▶ [DATA EXCERPTS]:
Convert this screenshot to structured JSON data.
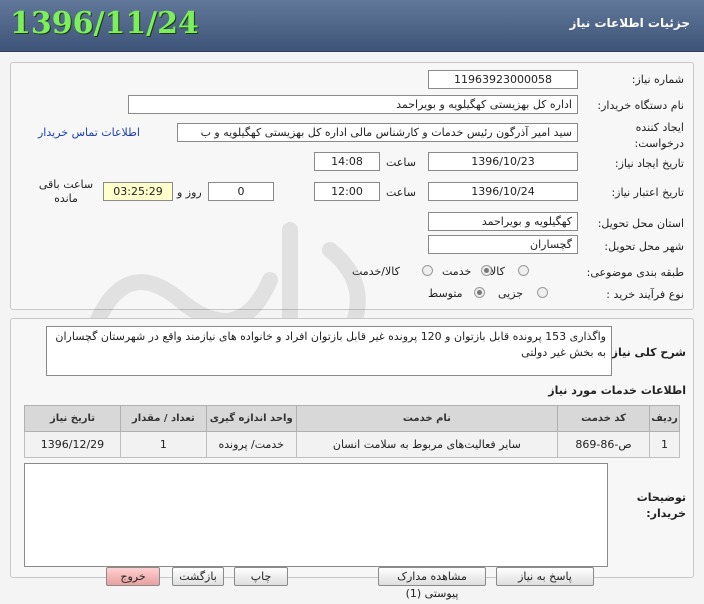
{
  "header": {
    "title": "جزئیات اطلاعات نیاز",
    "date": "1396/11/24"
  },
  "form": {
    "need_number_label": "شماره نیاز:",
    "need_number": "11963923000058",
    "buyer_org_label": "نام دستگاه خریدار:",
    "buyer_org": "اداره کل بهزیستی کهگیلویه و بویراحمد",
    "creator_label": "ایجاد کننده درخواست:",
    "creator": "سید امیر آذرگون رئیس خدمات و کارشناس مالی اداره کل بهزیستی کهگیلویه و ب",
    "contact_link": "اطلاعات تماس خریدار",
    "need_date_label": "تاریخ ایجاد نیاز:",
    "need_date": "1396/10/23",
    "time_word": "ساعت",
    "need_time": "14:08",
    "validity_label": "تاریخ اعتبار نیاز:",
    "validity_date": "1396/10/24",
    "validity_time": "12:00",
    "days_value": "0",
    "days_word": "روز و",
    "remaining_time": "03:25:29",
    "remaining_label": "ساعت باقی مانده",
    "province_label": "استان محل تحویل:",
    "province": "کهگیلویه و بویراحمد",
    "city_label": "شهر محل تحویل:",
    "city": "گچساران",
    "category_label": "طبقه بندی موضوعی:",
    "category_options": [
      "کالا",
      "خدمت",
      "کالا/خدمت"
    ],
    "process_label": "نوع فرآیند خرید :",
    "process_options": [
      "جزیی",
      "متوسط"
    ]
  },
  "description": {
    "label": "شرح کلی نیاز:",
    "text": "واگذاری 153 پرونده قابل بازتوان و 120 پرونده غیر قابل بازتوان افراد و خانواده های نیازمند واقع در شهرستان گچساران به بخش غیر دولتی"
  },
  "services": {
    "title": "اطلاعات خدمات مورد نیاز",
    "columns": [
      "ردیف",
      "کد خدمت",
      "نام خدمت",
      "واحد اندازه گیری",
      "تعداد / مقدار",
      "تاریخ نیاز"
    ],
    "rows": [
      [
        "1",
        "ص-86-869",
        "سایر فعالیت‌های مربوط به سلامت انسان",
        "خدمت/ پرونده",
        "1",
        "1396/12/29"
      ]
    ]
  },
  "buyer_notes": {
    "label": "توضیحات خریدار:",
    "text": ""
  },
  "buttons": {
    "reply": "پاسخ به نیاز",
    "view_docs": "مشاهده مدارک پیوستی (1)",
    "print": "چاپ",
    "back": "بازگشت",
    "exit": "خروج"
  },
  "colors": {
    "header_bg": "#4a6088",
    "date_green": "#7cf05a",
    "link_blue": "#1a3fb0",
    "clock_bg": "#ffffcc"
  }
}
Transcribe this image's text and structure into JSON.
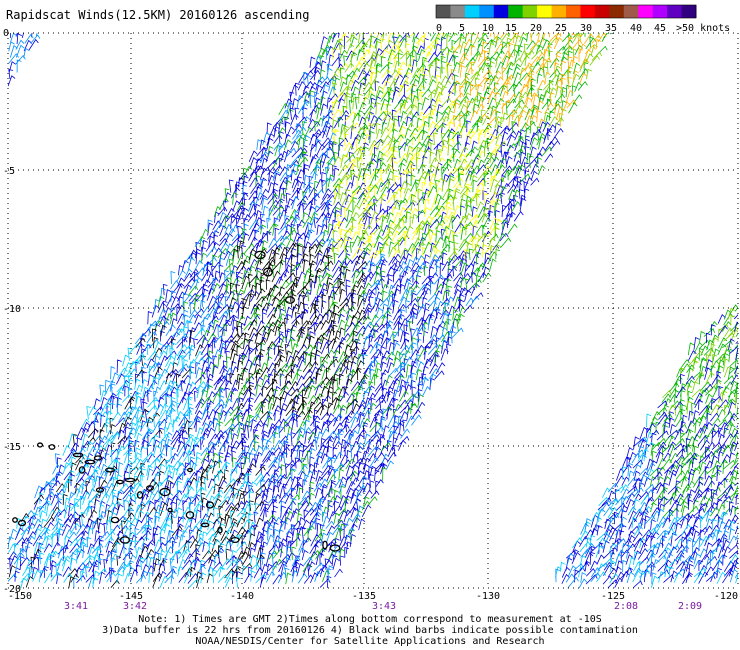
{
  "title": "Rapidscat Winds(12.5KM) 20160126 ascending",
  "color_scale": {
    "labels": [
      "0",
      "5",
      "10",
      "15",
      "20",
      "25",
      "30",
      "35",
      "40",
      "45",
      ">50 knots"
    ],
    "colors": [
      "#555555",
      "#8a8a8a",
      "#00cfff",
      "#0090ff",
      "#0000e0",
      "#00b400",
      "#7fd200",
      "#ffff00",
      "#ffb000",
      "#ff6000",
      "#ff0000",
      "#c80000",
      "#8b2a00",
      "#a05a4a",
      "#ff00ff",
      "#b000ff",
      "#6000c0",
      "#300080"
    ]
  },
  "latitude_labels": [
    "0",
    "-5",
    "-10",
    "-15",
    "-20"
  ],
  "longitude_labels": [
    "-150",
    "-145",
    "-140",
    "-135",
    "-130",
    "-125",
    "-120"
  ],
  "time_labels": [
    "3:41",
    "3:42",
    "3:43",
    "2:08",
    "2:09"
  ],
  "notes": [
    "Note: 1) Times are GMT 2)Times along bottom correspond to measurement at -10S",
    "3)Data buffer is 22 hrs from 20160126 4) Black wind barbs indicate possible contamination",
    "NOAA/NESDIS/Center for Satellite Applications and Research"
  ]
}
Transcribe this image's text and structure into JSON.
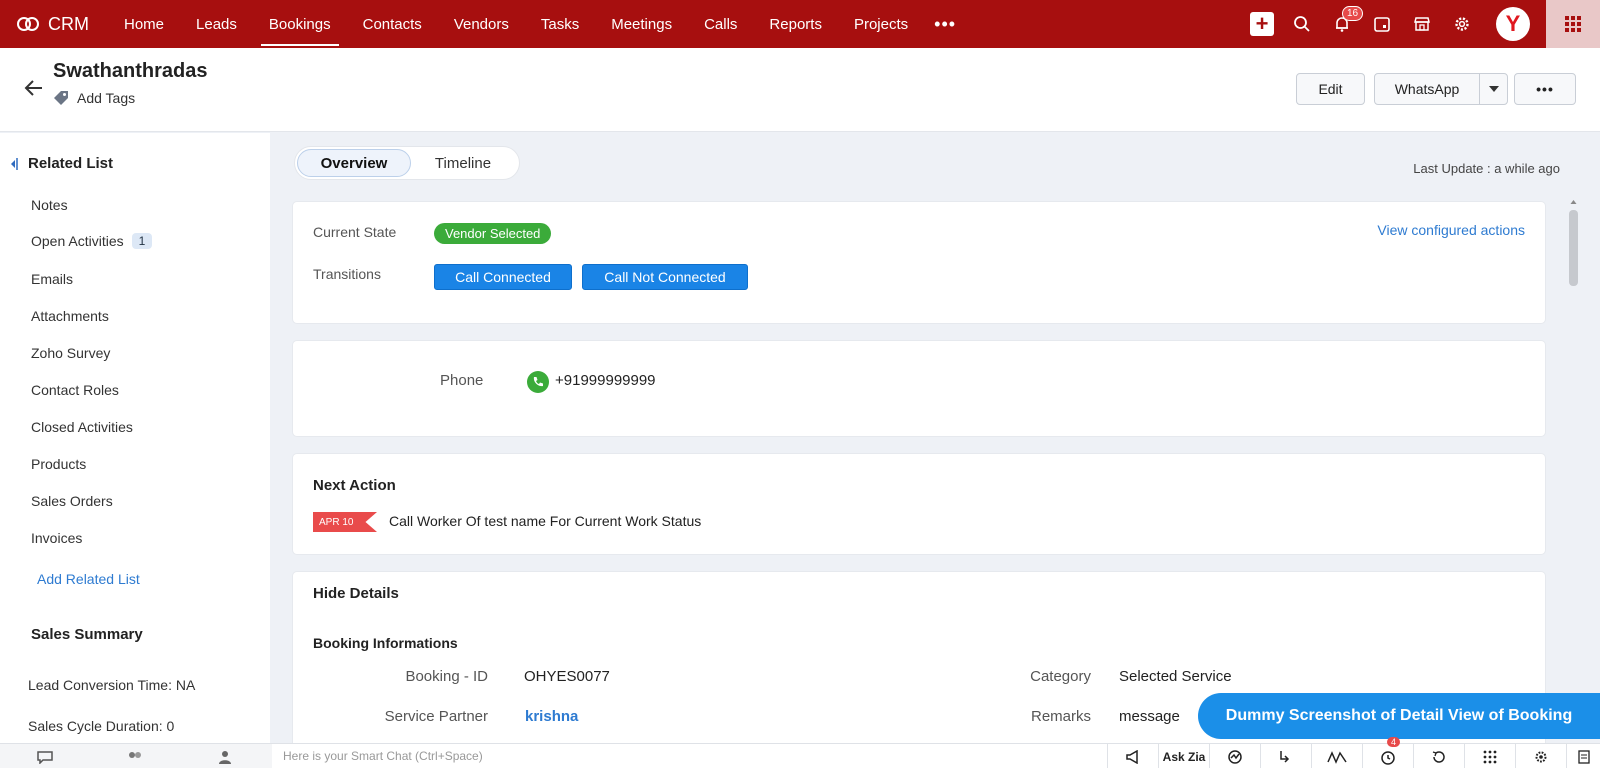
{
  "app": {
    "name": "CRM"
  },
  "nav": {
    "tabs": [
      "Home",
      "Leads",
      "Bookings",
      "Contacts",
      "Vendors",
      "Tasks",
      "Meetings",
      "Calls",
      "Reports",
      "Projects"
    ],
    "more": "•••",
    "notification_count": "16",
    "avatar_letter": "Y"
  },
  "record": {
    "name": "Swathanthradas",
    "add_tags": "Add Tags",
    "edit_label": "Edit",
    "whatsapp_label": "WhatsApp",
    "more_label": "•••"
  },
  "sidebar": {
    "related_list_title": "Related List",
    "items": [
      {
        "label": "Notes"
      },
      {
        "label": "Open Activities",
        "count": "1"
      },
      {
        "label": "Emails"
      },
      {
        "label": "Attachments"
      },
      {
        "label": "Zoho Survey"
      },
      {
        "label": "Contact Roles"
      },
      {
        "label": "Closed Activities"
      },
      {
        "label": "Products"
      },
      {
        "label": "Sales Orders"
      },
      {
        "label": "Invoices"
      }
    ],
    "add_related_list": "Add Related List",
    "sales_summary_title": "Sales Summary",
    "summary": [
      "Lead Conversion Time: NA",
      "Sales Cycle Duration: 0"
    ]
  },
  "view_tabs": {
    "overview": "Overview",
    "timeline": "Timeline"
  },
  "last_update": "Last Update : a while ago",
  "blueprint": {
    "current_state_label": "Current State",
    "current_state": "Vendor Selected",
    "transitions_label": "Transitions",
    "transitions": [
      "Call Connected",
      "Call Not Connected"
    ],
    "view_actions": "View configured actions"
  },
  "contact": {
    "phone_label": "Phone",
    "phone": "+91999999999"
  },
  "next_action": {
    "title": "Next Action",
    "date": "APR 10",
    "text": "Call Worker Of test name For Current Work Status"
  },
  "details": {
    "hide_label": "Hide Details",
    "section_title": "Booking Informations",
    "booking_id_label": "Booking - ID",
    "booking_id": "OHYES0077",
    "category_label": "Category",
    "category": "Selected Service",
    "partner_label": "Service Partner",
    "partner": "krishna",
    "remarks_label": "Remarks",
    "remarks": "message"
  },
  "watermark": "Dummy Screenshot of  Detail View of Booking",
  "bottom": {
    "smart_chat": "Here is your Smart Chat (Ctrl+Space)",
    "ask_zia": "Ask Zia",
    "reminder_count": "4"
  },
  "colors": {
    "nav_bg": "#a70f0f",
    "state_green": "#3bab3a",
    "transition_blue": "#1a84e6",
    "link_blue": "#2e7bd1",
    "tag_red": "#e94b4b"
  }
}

▶ [REQUIRED TASK]: Repeat the data exactly, excluding the pictures.

▶ [REPLY]:
Convert this screenshot to structured JSON data.
{
  "header": {
    "title": "جزئیات اطلاعات نیاز",
    "date": "1396/11/24"
  },
  "form": {
    "need_number_label": "شماره نیاز:",
    "need_number": "11963923000058",
    "buyer_org_label": "نام دستگاه خریدار:",
    "buyer_org": "اداره کل بهزیستی کهگیلویه و بویراحمد",
    "creator_label": "ایجاد کننده درخواست:",
    "creator": "سید امیر آذرگون رئیس خدمات و کارشناس مالی اداره کل بهزیستی کهگیلویه و ب",
    "contact_link": "اطلاعات تماس خریدار",
    "need_date_label": "تاریخ ایجاد نیاز:",
    "need_date": "1396/10/23",
    "time_word": "ساعت",
    "need_time": "14:08",
    "validity_label": "تاریخ اعتبار نیاز:",
    "validity_date": "1396/10/24",
    "validity_time": "12:00",
    "days_value": "0",
    "days_word": "روز و",
    "remaining_time": "03:25:29",
    "remaining_label": "ساعت باقی مانده",
    "province_label": "استان محل تحویل:",
    "province": "کهگیلویه و بویراحمد",
    "city_label": "شهر محل تحویل:",
    "city": "گچساران",
    "category_label": "طبقه بندی موضوعی:",
    "category_options": [
      "کالا",
      "خدمت",
      "کالا/خدمت"
    ],
    "process_label": "نوع فرآیند خرید :",
    "process_options": [
      "جزیی",
      "متوسط"
    ]
  },
  "description": {
    "label": "شرح کلی نیاز:",
    "text": "واگذاری 153 پرونده قابل بازتوان و 120 پرونده غیر قابل بازتوان افراد و خانواده های نیازمند واقع در شهرستان گچساران به بخش غیر دولتی"
  },
  "services": {
    "title": "اطلاعات خدمات مورد نیاز",
    "columns": [
      "ردیف",
      "کد خدمت",
      "نام خدمت",
      "واحد اندازه گیری",
      "تعداد / مقدار",
      "تاریخ نیاز"
    ],
    "rows": [
      [
        "1",
        "ص-86-869",
        "سایر فعالیت‌های مربوط به سلامت انسان",
        "خدمت/ پرونده",
        "1",
        "1396/12/29"
      ]
    ]
  },
  "buyer_notes": {
    "label": "توضیحات خریدار:",
    "text": ""
  },
  "buttons": {
    "reply": "پاسخ به نیاز",
    "view_docs": "مشاهده مدارک پیوستی (1)",
    "print": "چاپ",
    "back": "بازگشت",
    "exit": "خروج"
  },
  "colors": {
    "header_bg": "#4a6088",
    "date_green": "#7cf05a",
    "link_blue": "#1a3fb0",
    "clock_bg": "#ffffcc"
  }
}
Transcribe this image's text and structure into JSON.
{
  "title": "Rapidscat Winds(12.5KM) 20160126 ascending",
  "color_scale": {
    "labels": [
      "0",
      "5",
      "10",
      "15",
      "20",
      "25",
      "30",
      "35",
      "40",
      "45",
      ">50 knots"
    ],
    "colors": [
      "#555555",
      "#8a8a8a",
      "#00cfff",
      "#0090ff",
      "#0000e0",
      "#00b400",
      "#7fd200",
      "#ffff00",
      "#ffb000",
      "#ff6000",
      "#ff0000",
      "#c80000",
      "#8b2a00",
      "#a05a4a",
      "#ff00ff",
      "#b000ff",
      "#6000c0",
      "#300080"
    ]
  },
  "latitude_labels": [
    "0",
    "-5",
    "-10",
    "-15",
    "-20"
  ],
  "longitude_labels": [
    "-150",
    "-145",
    "-140",
    "-135",
    "-130",
    "-125",
    "-120"
  ],
  "time_labels": [
    "3:41",
    "3:42",
    "3:43",
    "2:08",
    "2:09"
  ],
  "notes": [
    "Note: 1) Times are GMT 2)Times along bottom correspond to measurement at -10S",
    "3)Data buffer is 22 hrs from 20160126 4) Black wind barbs indicate possible contamination",
    "NOAA/NESDIS/Center for Satellite Applications and Research"
  ]
}
Transcribe this image's text and structure into JSON.
{
  "app": {
    "name": "CRM"
  },
  "nav": {
    "tabs": [
      "Home",
      "Leads",
      "Bookings",
      "Contacts",
      "Vendors",
      "Tasks",
      "Meetings",
      "Calls",
      "Reports",
      "Projects"
    ],
    "more": "•••",
    "notification_count": "16",
    "avatar_letter": "Y"
  },
  "record": {
    "name": "Swathanthradas",
    "add_tags": "Add Tags",
    "edit_label": "Edit",
    "whatsapp_label": "WhatsApp",
    "more_label": "•••"
  },
  "sidebar": {
    "related_list_title": "Related List",
    "items": [
      {
        "label": "Notes"
      },
      {
        "label": "Open Activities",
        "count": "1"
      },
      {
        "label": "Emails"
      },
      {
        "label": "Attachments"
      },
      {
        "label": "Zoho Survey"
      },
      {
        "label": "Contact Roles"
      },
      {
        "label": "Closed Activities"
      },
      {
        "label": "Products"
      },
      {
        "label": "Sales Orders"
      },
      {
        "label": "Invoices"
      }
    ],
    "add_related_list": "Add Related List",
    "sales_summary_title": "Sales Summary",
    "summary": [
      "Lead Conversion Time: NA",
      "Sales Cycle Duration: 0"
    ]
  },
  "view_tabs": {
    "overview": "Overview",
    "timeline": "Timeline"
  },
  "last_update": "Last Update : a while ago",
  "blueprint": {
    "current_state_label": "Current State",
    "current_state": "Vendor Selected",
    "transitions_label": "Transitions",
    "transitions": [
      "Call Connected",
      "Call Not Connected"
    ],
    "view_actions": "View configured actions"
  },
  "contact": {
    "phone_label": "Phone",
    "phone": "+91999999999"
  },
  "next_action": {
    "title": "Next Action",
    "date": "APR 10",
    "text": "Call Worker Of test name For Current Work Status"
  },
  "details": {
    "hide_label": "Hide Details",
    "section_title": "Booking Informations",
    "booking_id_label": "Booking - ID",
    "booking_id": "OHYES0077",
    "category_label": "Category",
    "category": "Selected Service",
    "partner_label": "Service Partner",
    "partner": "krishna",
    "remarks_label": "Remarks",
    "remarks": "message"
  },
  "watermark": "Dummy Screenshot of  Detail View of Booking",
  "bottom": {
    "smart_chat": "Here is your Smart Chat (Ctrl+Space)",
    "ask_zia": "Ask Zia",
    "reminder_count": "4"
  },
  "colors": {
    "nav_bg": "#a70f0f",
    "state_green": "#3bab3a",
    "transition_blue": "#1a84e6",
    "link_blue": "#2e7bd1",
    "tag_red": "#e94b4b"
  }
}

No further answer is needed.